ページ本文 –
+++
Q: 東部ウマ脳炎(EEE)は人間にも感染しますか?

A: はい、感染します。EEEは人獣共通感染症の一つです。ただし、感染経路は馬から直接ではなく、ウイルスを持った蚊に刺されることです。感染した馬を介して人や他の馬にうつることは、ほとんどありません。人間が感染した場合も、発熱や頭痛から始まり、重症化すると脳炎を起こし、後遺症が残ったり死に至るケースもあります。ですから、牧場で作業する私たち自身も、長袖長ズボンの着用や有効な虫除け剤(ディートやピカリジン含有)の使用を徹底し、自分自身を守ることが大切です。馬の健康管理は、私たち飼い主の自己防衛から始まると心得ておきましょう。

Q: EEEのワクチンはどのくらいの頻度で打つべきですか?

A: 基本的な接種スケジュールは、未接種の馬に対して初回接種を行い、4〜6週間後にブースター(追加接種)を打ちます。その後は年1回の定期接種が推奨されています。しかし、これはあくまで基本です。あなたの牧場がアメリカのミシシッピ川以東、特にルイジアナ州やフロリダ州のように蚊の活動期が長い「流行地域」にある場合、かかりつけの獣医師から年に2回の接種を勧められることが一般的です。ワクチンは感染を100%防ぐ魔法の盾ではなく、感染しても重症化を防ぐためのものです。地域のリスクと馬の健康状態に合わせた、オーダーメイドの接種計画を獣医師と一緒に立てることが、最も効果的な予防策です。

Q: 感染が疑われる症状が出たら、まず何をすべきですか?
+++
提供データ –
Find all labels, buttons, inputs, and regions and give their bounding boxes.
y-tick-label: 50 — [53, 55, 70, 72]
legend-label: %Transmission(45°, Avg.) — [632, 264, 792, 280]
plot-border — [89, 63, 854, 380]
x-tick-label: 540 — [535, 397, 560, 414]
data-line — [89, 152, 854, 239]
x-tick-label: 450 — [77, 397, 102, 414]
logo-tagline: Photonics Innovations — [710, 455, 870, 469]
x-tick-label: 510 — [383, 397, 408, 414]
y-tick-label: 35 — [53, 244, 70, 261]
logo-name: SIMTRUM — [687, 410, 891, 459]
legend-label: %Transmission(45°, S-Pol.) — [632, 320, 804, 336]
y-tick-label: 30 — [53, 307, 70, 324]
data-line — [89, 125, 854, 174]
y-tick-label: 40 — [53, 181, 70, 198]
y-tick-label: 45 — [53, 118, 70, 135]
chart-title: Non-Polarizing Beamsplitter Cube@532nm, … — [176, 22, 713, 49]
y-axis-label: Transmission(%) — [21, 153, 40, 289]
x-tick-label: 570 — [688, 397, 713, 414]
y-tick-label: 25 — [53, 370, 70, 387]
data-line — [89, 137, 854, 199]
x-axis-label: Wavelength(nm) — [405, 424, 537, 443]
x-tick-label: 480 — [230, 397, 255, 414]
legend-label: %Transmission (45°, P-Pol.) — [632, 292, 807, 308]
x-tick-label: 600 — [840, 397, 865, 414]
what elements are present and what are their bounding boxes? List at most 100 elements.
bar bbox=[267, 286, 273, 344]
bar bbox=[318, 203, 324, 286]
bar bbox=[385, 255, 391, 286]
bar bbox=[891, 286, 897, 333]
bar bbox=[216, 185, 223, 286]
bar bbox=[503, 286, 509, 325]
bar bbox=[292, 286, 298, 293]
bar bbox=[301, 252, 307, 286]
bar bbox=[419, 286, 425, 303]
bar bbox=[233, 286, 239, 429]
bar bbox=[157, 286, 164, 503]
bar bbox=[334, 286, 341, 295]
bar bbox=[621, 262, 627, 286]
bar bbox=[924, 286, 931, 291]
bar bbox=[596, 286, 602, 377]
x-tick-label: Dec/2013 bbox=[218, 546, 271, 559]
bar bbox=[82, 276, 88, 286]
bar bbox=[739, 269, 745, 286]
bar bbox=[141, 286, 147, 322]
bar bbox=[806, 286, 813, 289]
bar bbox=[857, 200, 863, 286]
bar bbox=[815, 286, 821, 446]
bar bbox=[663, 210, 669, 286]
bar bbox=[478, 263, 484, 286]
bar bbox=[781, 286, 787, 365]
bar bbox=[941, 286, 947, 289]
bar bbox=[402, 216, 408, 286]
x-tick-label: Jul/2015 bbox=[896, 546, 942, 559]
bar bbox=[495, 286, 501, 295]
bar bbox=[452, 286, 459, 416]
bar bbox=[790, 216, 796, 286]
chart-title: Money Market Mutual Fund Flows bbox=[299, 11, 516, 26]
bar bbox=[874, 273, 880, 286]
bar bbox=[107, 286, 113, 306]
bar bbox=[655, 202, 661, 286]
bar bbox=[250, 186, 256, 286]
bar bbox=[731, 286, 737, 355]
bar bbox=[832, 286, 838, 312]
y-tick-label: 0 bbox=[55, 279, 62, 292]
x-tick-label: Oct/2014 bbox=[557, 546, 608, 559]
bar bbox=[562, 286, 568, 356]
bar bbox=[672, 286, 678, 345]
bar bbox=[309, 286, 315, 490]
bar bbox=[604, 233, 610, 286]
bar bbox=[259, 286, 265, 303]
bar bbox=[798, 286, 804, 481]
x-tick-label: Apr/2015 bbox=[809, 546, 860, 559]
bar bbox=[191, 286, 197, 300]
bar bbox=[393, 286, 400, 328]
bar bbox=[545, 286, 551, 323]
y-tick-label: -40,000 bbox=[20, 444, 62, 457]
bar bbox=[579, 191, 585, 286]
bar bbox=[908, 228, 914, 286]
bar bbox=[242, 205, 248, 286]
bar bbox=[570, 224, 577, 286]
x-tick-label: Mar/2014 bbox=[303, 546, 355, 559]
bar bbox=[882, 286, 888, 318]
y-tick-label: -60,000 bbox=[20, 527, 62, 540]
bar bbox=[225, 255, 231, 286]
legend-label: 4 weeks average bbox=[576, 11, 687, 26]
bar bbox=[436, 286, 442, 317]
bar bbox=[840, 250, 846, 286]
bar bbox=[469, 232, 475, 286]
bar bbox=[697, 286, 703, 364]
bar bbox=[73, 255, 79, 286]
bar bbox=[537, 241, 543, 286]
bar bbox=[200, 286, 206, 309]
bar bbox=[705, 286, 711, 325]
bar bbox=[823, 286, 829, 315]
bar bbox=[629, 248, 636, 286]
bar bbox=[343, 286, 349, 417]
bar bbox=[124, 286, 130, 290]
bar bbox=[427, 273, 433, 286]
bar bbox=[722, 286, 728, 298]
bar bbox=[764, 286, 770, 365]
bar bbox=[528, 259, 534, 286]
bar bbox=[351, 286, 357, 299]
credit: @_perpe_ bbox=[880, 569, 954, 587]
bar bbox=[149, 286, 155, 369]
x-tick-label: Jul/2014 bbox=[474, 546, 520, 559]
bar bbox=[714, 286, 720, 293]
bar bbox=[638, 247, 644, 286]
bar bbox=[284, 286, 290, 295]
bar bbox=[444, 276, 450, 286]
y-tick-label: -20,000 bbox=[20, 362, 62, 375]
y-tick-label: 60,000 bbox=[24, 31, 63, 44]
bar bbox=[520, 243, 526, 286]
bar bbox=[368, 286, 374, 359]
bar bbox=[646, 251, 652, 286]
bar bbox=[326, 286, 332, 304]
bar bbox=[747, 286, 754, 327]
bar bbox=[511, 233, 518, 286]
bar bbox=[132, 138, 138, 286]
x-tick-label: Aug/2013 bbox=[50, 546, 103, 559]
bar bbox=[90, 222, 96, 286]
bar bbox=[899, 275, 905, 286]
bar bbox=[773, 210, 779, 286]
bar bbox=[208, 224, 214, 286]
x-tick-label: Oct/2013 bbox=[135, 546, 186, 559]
+++
作業の進め方 –
ページ本文から、「Q: 東部ウマ脳炎(EEE)は人間にも感染しますか?」で始まって「始まると心得ておきましょう。」まで続く部分を、一字も変えずに抜き出してください。

作業結果 –
Q: 東部ウマ脳炎(EEE)は人間にも感染しますか?

A: はい、感染します。EEEは人獣共通感染症の一つです。ただし、感染経路は馬から直接ではなく、ウイルスを持った蚊に刺されることです。感染した馬を介して人や他の馬にうつることは、ほとんどありません。人間が感染した場合も、発熱や頭痛から始まり、重症化すると脳炎を起こし、後遺症が残ったり死に至るケースもあります。ですから、牧場で作業する私たち自身も、長袖長ズボンの着用や有効な虫除け剤(ディートやピカリジン含有)の使用を徹底し、自分自身を守ることが大切です。馬の健康管理は、私たち飼い主の自己防衛から始まると心得ておきましょう。